[Begin EXERCISE INPUT]
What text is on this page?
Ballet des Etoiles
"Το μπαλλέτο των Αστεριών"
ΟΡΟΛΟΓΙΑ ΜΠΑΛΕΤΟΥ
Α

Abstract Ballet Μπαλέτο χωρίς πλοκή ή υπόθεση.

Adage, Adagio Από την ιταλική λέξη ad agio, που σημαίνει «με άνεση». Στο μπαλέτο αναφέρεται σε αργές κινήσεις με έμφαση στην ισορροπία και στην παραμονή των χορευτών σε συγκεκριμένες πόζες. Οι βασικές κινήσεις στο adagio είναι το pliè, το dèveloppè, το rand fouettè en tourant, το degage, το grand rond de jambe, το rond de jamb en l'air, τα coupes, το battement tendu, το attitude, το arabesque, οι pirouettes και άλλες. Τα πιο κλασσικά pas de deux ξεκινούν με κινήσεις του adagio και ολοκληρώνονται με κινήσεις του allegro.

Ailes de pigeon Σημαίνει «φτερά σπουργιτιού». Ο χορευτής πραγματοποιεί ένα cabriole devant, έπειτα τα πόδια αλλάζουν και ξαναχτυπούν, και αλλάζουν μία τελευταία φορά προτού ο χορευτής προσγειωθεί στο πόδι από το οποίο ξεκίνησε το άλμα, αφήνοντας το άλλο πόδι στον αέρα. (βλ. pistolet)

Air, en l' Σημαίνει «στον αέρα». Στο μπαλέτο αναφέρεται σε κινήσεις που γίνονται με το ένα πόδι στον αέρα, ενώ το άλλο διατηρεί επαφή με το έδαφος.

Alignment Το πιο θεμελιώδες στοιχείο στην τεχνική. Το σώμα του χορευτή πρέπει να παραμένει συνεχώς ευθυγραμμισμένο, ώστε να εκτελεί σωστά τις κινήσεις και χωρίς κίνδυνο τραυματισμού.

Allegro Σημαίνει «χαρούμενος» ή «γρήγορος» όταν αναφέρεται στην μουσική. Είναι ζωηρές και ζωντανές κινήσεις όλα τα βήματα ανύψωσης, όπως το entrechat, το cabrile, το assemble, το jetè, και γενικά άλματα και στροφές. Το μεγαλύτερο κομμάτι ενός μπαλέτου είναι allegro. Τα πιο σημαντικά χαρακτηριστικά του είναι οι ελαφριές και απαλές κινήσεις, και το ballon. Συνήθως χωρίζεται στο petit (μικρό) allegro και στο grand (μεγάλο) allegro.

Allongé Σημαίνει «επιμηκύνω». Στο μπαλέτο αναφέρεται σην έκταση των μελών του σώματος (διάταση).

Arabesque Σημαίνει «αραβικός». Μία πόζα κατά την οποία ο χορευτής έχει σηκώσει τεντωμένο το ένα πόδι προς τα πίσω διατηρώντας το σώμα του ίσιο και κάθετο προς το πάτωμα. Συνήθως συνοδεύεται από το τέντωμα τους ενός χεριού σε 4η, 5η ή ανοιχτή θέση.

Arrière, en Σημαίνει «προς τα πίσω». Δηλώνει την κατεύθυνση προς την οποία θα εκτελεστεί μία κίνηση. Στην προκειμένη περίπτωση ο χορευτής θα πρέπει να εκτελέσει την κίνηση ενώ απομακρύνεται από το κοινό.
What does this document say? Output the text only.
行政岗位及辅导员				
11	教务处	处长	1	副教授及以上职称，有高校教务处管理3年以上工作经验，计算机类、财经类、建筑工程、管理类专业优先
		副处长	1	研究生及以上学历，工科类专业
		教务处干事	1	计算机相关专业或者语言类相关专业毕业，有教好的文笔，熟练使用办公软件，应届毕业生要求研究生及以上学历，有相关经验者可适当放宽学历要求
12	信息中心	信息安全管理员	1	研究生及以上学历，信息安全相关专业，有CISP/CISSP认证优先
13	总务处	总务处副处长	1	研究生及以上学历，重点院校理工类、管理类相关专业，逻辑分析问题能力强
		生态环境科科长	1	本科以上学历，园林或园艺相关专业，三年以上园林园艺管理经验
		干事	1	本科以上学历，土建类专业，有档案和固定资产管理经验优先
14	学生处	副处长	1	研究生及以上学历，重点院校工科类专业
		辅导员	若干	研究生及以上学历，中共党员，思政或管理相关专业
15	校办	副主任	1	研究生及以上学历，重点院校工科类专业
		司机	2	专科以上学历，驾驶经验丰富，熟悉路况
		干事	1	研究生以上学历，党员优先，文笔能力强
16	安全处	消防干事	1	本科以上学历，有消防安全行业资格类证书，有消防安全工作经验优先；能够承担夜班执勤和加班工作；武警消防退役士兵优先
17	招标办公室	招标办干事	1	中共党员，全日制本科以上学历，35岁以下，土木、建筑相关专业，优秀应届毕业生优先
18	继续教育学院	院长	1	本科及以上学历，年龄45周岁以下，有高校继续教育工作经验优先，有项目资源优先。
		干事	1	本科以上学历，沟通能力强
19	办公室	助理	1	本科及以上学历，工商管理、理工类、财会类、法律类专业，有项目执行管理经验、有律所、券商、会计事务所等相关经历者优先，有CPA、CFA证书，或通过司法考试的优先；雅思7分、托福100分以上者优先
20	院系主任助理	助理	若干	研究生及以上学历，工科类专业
[End EXERCISE INPUT]
§ **THE PROBLEM**
Nothing should be left out: return all of the records exactly.

§ **RESULT OF THIS TASK**
What text is on this page?
Ballet des Etoiles
"Το μπαλλέτο των Αστεριών"
ΟΡΟΛΟΓΙΑ ΜΠΑΛΕΤΟΥ
Α

Abstract Ballet Μπαλέτο χωρίς πλοκή ή υπόθεση.

Adage, Adagio Από την ιταλική λέξη ad agio, που σημαίνει «με άνεση». Στο μπαλέτο αναφέρεται σε αργές κινήσεις με έμφαση στην ισορροπία και στην παραμονή των χορευτών σε συγκεκριμένες πόζες. Οι βασικές κινήσεις στο adagio είναι το pliè, το dèveloppè, το rand fouettè en tourant, το degage, το grand rond de jambe, το rond de jamb en l'air, τα coupes, το battement tendu, το attitude, το arabesque, οι pirouettes και άλλες. Τα πιο κλασσικά pas de deux ξεκινούν με κινήσεις του adagio και ολοκληρώνονται με κινήσεις του allegro.

Ailes de pigeon Σημαίνει «φτερά σπουργιτιού». Ο χορευτής πραγματοποιεί ένα cabriole devant, έπειτα τα πόδια αλλάζουν και ξαναχτυπούν, και αλλάζουν μία τελευταία φορά προτού ο χορευτής προσγειωθεί στο πόδι από το οποίο ξεκίνησε το άλμα, αφήνοντας το άλλο πόδι στον αέρα. (βλ. pistolet)

Air, en l' Σημαίνει «στον αέρα». Στο μπαλέτο αναφέρεται σε κινήσεις που γίνονται με το ένα πόδι στον αέρα, ενώ το άλλο διατηρεί επαφή με το έδαφος.

Alignment Το πιο θεμελιώδες στοιχείο στην τεχνική. Το σώμα του χορευτή πρέπει να παραμένει συνεχώς ευθυγραμμισμένο, ώστε να εκτελεί σωστά τις κινήσεις και χωρίς κίνδυνο τραυματισμού.

Allegro Σημαίνει «χαρούμενος» ή «γρήγορος» όταν αναφέρεται στην μουσική. Είναι ζωηρές και ζωντανές κινήσεις όλα τα βήματα ανύψωσης, όπως το entrechat, το cabrile, το assemble, το jetè, και γενικά άλματα και στροφές. Το μεγαλύτερο κομμάτι ενός μπαλέτου είναι allegro. Τα πιο σημαντικά χαρακτηριστικά του είναι οι ελαφριές και απαλές κινήσεις, και το ballon. Συνήθως χωρίζεται στο petit (μικρό) allegro και στο grand (μεγάλο) allegro.

Allongé Σημαίνει «επιμηκύνω». Στο μπαλέτο αναφέρεται σην έκταση των μελών του σώματος (διάταση).

Arabesque Σημαίνει «αραβικός». Μία πόζα κατά την οποία ο χορευτής έχει σηκώσει τεντωμένο το ένα πόδι προς τα πίσω διατηρώντας το σώμα του ίσιο και κάθετο προς το πάτωμα. Συνήθως συνοδεύεται από το τέντωμα τους ενός χεριού σε 4η, 5η ή ανοιχτή θέση.

Arrière, en Σημαίνει «προς τα πίσω». Δηλώνει την κατεύθυνση προς την οποία θα εκτελεστεί μία κίνηση. Στην προκειμένη περίπτωση ο χορευτής θα πρέπει να εκτελέσει την κίνηση ενώ απομακρύνεται από το κοινό.
What does this document say? Output the text only.
行政岗位及辅导员				
11	教务处	处长	1	副教授及以上职称，有高校教务处管理3年以上工作经验，计算机类、财经类、建筑工程、管理类专业优先
		副处长	1	研究生及以上学历，工科类专业
		教务处干事	1	计算机相关专业或者语言类相关专业毕业，有教好的文笔，熟练使用办公软件，应届毕业生要求研究生及以上学历，有相关经验者可适当放宽学历要求
12	信息中心	信息安全管理员	1	研究生及以上学历，信息安全相关专业，有CISP/CISSP认证优先
13	总务处	总务处副处长	1	研究生及以上学历，重点院校理工类、管理类相关专业，逻辑分析问题能力强
		生态环境科科长	1	本科以上学历，园林或园艺相关专业，三年以上园林园艺管理经验
		干事	1	本科以上学历，土建类专业，有档案和固定资产管理经验优先
14	学生处	副处长	1	研究生及以上学历，重点院校工科类专业
		辅导员	若干	研究生及以上学历，中共党员，思政或管理相关专业
15	校办	副主任	1	研究生及以上学历，重点院校工科类专业
		司机	2	专科以上学历，驾驶经验丰富，熟悉路况
		干事	1	研究生以上学历，党员优先，文笔能力强
16	安全处	消防干事	1	本科以上学历，有消防安全行业资格类证书，有消防安全工作经验优先；能够承担夜班执勤和加班工作；武警消防退役士兵优先
17	招标办公室	招标办干事	1	中共党员，全日制本科以上学历，35岁以下，土木、建筑相关专业，优秀应届毕业生优先
18	继续教育学院	院长	1	本科及以上学历，年龄45周岁以下，有高校继续教育工作经验优先，有项目资源优先。
		干事	1	本科以上学历，沟通能力强
19	办公室	助理	1	本科及以上学历，工商管理、理工类、财会类、法律类专业，有项目执行管理经验、有律所、券商、会计事务所等相关经历者优先，有CPA、CFA证书，或通过司法考试的优先；雅思7分、托福100分以上者优先
20	院系主任助理	助理	若干	研究生及以上学历，工科类专业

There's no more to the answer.